* begin Data shown *
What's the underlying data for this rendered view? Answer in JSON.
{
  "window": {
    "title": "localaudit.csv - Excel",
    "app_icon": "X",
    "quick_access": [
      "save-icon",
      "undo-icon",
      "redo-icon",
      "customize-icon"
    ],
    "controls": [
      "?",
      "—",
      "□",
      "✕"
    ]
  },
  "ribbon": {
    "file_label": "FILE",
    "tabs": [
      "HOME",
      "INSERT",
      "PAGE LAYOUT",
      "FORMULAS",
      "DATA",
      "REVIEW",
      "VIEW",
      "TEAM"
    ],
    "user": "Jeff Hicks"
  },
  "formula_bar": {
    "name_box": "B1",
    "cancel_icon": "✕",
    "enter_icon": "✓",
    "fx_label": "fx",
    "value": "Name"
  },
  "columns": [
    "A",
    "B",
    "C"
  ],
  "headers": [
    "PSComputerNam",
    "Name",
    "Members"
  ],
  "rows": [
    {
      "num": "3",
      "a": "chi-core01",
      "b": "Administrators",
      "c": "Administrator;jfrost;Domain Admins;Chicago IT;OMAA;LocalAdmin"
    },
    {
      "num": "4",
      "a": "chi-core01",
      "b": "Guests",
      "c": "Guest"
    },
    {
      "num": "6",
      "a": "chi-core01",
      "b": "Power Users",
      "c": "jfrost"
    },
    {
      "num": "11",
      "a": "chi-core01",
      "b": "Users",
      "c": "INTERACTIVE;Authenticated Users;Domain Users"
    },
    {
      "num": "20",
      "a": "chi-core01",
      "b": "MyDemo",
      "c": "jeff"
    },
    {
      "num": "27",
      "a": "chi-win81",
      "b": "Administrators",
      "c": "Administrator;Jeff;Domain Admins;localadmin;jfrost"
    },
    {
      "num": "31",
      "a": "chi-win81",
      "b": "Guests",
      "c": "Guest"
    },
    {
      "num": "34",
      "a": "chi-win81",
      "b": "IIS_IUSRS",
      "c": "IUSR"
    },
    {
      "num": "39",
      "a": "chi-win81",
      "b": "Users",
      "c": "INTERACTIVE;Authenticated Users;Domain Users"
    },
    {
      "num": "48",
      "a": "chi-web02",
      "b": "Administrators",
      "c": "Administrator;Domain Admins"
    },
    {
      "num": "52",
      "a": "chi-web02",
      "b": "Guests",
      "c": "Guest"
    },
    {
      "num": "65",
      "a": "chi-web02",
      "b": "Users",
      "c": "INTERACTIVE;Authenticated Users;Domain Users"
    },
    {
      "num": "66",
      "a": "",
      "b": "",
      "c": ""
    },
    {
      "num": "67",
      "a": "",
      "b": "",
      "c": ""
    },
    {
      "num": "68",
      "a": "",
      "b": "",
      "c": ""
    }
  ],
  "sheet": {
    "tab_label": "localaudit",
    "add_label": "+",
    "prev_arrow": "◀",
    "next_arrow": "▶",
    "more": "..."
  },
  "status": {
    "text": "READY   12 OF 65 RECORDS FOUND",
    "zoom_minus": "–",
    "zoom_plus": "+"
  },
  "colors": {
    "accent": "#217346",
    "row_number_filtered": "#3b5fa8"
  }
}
* end Data shown *
Exercise details: Copy all lines of the listing above that contain the string "localaudit".

Exercise solution:
    "title": "localaudit.csv - Excel",
    "tab_label": "localaudit",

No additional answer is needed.